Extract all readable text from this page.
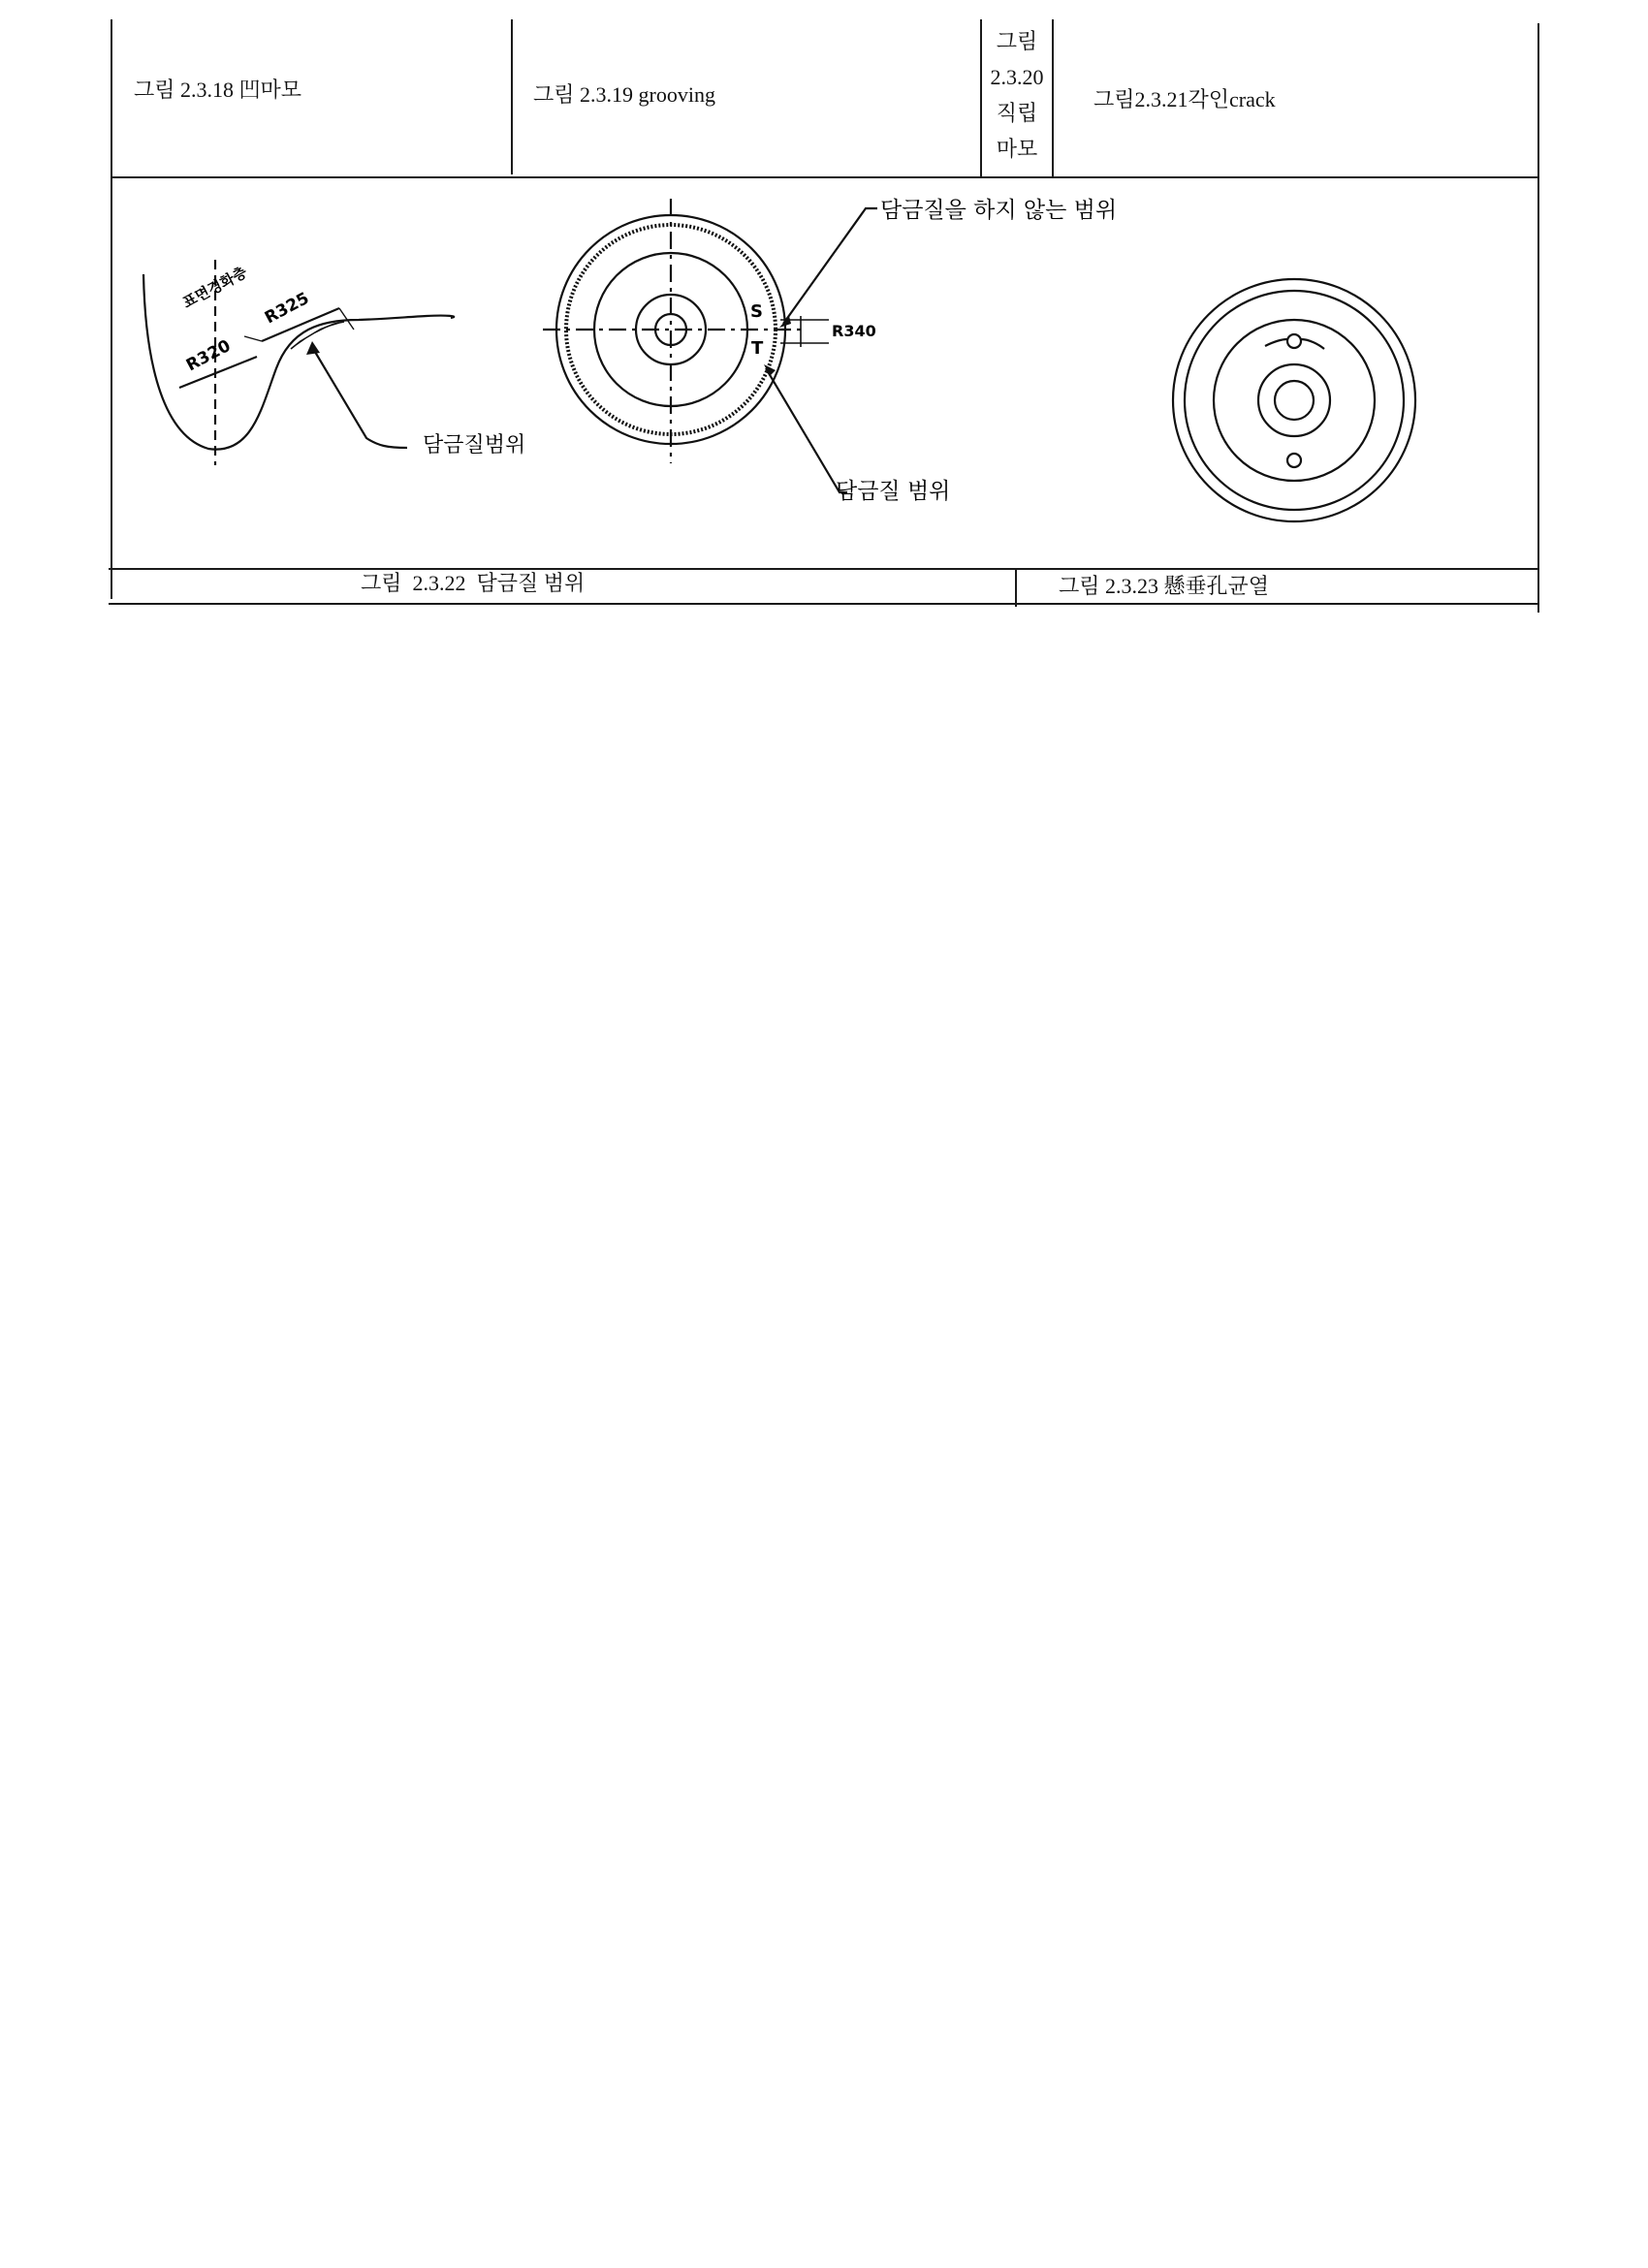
그림 2.3.18 凹마모	그림 2.3.19 grooving
그림
2.3.20
직립
마모
그림2.3.21각인crack
R320
R325
표면경화층
담금질범위
S
T
R340
담금질을 하지 않는 범위
담금질 범위
그림  2.3.22  담금질 범위	그림 2.3.23 懸垂孔균열
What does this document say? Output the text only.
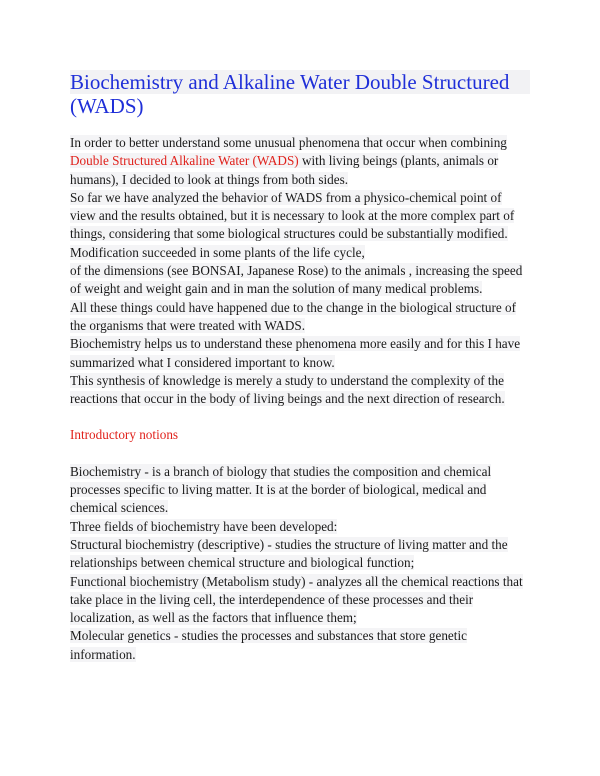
Biochemistry and Alkaline Water Double Structured
(WADS)

In order to better understand some unusual phenomena that occur when combining Double Structured Alkaline Water (WADS) with living beings (plants, animals or humans), I decided to look at things from both sides.

So far we have analyzed the behavior of WADS from a physico-chemical point of view and the results obtained, but it is necessary to look at the more complex part of things, considering that some biological structures could be substantially modified.

Modification succeeded in some plants of the life cycle,

of the dimensions (see BONSAI, Japanese Rose) to the animals , increasing the speed of weight and weight gain and in man the solution of many medical problems.

All these things could have happened due to the change in the biological structure of the organisms that were treated with WADS.

Biochemistry helps us to understand these phenomena more easily and for this I have summarized what I considered important to know.

This synthesis of knowledge is merely a study to understand the complexity of the reactions that occur in the body of living beings and the next direction of research.

Introductory notions

Biochemistry - is a branch of biology that studies the composition and chemical processes specific to living matter. It is at the border of biological, medical and chemical sciences.

Three fields of biochemistry have been developed:

Structural biochemistry (descriptive) - studies the structure of living matter and the relationships between chemical structure and biological function;

Functional biochemistry (Metabolism study) - analyzes all the chemical reactions that take place in the living cell, the interdependence of these processes and their localization, as well as the factors that influence them;

Molecular genetics - studies the processes and substances that store genetic information.
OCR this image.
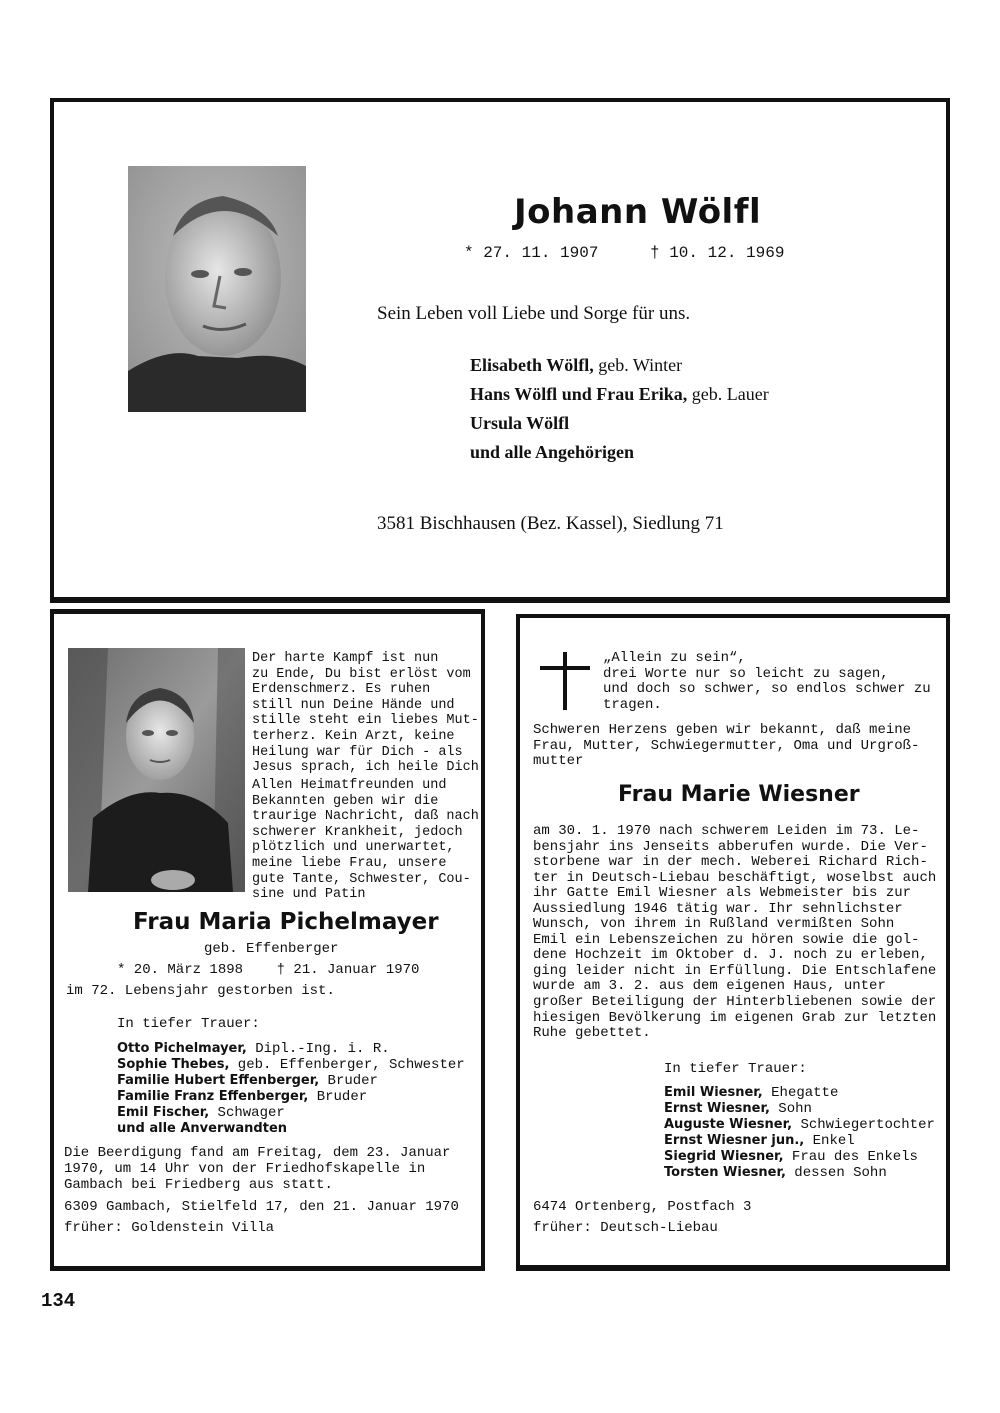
Johann Wölfl
* 27. 11. 1907	† 10. 12. 1969
Sein Leben voll Liebe und Sorge für uns.
Elisabeth Wölfl, geb. Winter
Hans Wölfl und Frau Erika, geb. Lauer
Ursula Wölfl
und alle Angehörigen
3581 Bischhausen (Bez. Kassel), Siedlung 71
Der harte Kampf ist nun
zu Ende, Du bist erlöst vom
Erdenschmerz. Es ruhen
still nun Deine Hände und
stille steht ein liebes Mut-
terherz. Kein Arzt, keine
Heilung war für Dich - als
Jesus sprach, ich heile Dich!
Allen Heimatfreunden und
Bekannten geben wir die
traurige Nachricht, daß nach
schwerer Krankheit, jedoch
plötzlich und unerwartet,
meine liebe Frau, unsere
gute Tante, Schwester, Cou-
sine und Patin
Frau Maria Pichelmayer
geb. Effenberger
* 20. März 1898    † 21. Januar 1970
im 72. Lebensjahr gestorben ist.
In tiefer Trauer:
Otto Pichelmayer, Dipl.-Ing. i. R.
Sophie Thebes, geb. Effenberger, Schwester
Familie Hubert Effenberger, Bruder
Familie Franz Effenberger, Bruder
Emil Fischer, Schwager
und alle Anverwandten
Die Beerdigung fand am Freitag, dem 23. Januar
1970, um 14 Uhr von der Friedhofskapelle in
Gambach bei Friedberg aus statt.
6309 Gambach, Stielfeld 17, den 21. Januar 1970
früher: Goldenstein Villa
„Allein zu sein“,
drei Worte nur so leicht zu sagen,
und doch so schwer, so endlos schwer zu
tragen.
Schweren Herzens geben wir bekannt, daß meine
Frau, Mutter, Schwiegermutter, Oma und Urgroß-
mutter
Frau Marie Wiesner
am 30. 1. 1970 nach schwerem Leiden im 73. Le-
bensjahr ins Jenseits abberufen wurde. Die Ver-
storbene war in der mech. Weberei Richard Rich-
ter in Deutsch-Liebau beschäftigt, woselbst auch
ihr Gatte Emil Wiesner als Webmeister bis zur
Aussiedlung 1946 tätig war. Ihr sehnlichster
Wunsch, von ihrem in Rußland vermißten Sohn
Emil ein Lebenszeichen zu hören sowie die gol-
dene Hochzeit im Oktober d. J. noch zu erleben,
ging leider nicht in Erfüllung. Die Entschlafene
wurde am 3. 2. aus dem eigenen Haus, unter
großer Beteiligung der Hinterbliebenen sowie der
hiesigen Bevölkerung im eigenen Grab zur letzten
Ruhe gebettet.
In tiefer Trauer:
Emil Wiesner, Ehegatte
Ernst Wiesner, Sohn
Auguste Wiesner, Schwiegertochter
Ernst Wiesner jun., Enkel
Siegrid Wiesner, Frau des Enkels
Torsten Wiesner, dessen Sohn
6474 Ortenberg, Postfach 3
früher: Deutsch-Liebau
134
--
> _Problem details_
Return the whole listing, word for word, and leave out every picture.

> _Task result_
Extract all readable text from this page.
그림 2.3.18 凹마모	그림 2.3.19 grooving
그림
2.3.20
직립
마모
그림2.3.21각인crack
R320
R325
표면경화층
담금질범위
S
T
R340
담금질을 하지 않는 범위
담금질 범위
그림  2.3.22  담금질 범위	그림 2.3.23 懸垂孔균열
What does this document say? Output the text only.
Biochemistry and Alkaline Water Double Structured
(WADS)

In order to better understand some unusual phenomena that occur when combining Double Structured Alkaline Water (WADS) with living beings (plants, animals or humans), I decided to look at things from both sides.

So far we have analyzed the behavior of WADS from a physico-chemical point of view and the results obtained, but it is necessary to look at the more complex part of things, considering that some biological structures could be substantially modified.

Modification succeeded in some plants of the life cycle,

of the dimensions (see BONSAI, Japanese Rose) to the animals , increasing the speed of weight and weight gain and in man the solution of many medical problems.

All these things could have happened due to the change in the biological structure of the organisms that were treated with WADS.

Biochemistry helps us to understand these phenomena more easily and for this I have summarized what I considered important to know.

This synthesis of knowledge is merely a study to understand the complexity of the reactions that occur in the body of living beings and the next direction of research.

Introductory notions

Biochemistry - is a branch of biology that studies the composition and chemical processes specific to living matter. It is at the border of biological, medical and chemical sciences.

Three fields of biochemistry have been developed:

Structural biochemistry (descriptive) - studies the structure of living matter and the relationships between chemical structure and biological function;

Functional biochemistry (Metabolism study) - analyzes all the chemical reactions that take place in the living cell, the interdependence of these processes and their localization, as well as the factors that influence them;

Molecular genetics - studies the processes and substances that store genetic information.
OCR this image.
Johann Wölfl
* 27. 11. 1907	† 10. 12. 1969
Sein Leben voll Liebe und Sorge für uns.
Elisabeth Wölfl, geb. Winter
Hans Wölfl und Frau Erika, geb. Lauer
Ursula Wölfl
und alle Angehörigen
3581 Bischhausen (Bez. Kassel), Siedlung 71
Der harte Kampf ist nun
zu Ende, Du bist erlöst vom
Erdenschmerz. Es ruhen
still nun Deine Hände und
stille steht ein liebes Mut-
terherz. Kein Arzt, keine
Heilung war für Dich - als
Jesus sprach, ich heile Dich!
Allen Heimatfreunden und
Bekannten geben wir die
traurige Nachricht, daß nach
schwerer Krankheit, jedoch
plötzlich und unerwartet,
meine liebe Frau, unsere
gute Tante, Schwester, Cou-
sine und Patin
Frau Maria Pichelmayer
geb. Effenberger
* 20. März 1898    † 21. Januar 1970
im 72. Lebensjahr gestorben ist.
In tiefer Trauer:
Otto Pichelmayer, Dipl.-Ing. i. R.
Sophie Thebes, geb. Effenberger, Schwester
Familie Hubert Effenberger, Bruder
Familie Franz Effenberger, Bruder
Emil Fischer, Schwager
und alle Anverwandten
Die Beerdigung fand am Freitag, dem 23. Januar
1970, um 14 Uhr von der Friedhofskapelle in
Gambach bei Friedberg aus statt.
6309 Gambach, Stielfeld 17, den 21. Januar 1970
früher: Goldenstein Villa
„Allein zu sein“,
drei Worte nur so leicht zu sagen,
und doch so schwer, so endlos schwer zu
tragen.
Schweren Herzens geben wir bekannt, daß meine
Frau, Mutter, Schwiegermutter, Oma und Urgroß-
mutter
Frau Marie Wiesner
am 30. 1. 1970 nach schwerem Leiden im 73. Le-
bensjahr ins Jenseits abberufen wurde. Die Ver-
storbene war in der mech. Weberei Richard Rich-
ter in Deutsch-Liebau beschäftigt, woselbst auch
ihr Gatte Emil Wiesner als Webmeister bis zur
Aussiedlung 1946 tätig war. Ihr sehnlichster
Wunsch, von ihrem in Rußland vermißten Sohn
Emil ein Lebenszeichen zu hören sowie die gol-
dene Hochzeit im Oktober d. J. noch zu erleben,
ging leider nicht in Erfüllung. Die Entschlafene
wurde am 3. 2. aus dem eigenen Haus, unter
großer Beteiligung der Hinterbliebenen sowie der
hiesigen Bevölkerung im eigenen Grab zur letzten
Ruhe gebettet.
In tiefer Trauer:
Emil Wiesner, Ehegatte
Ernst Wiesner, Sohn
Auguste Wiesner, Schwiegertochter
Ernst Wiesner jun., Enkel
Siegrid Wiesner, Frau des Enkels
Torsten Wiesner, dessen Sohn
6474 Ortenberg, Postfach 3
früher: Deutsch-Liebau
134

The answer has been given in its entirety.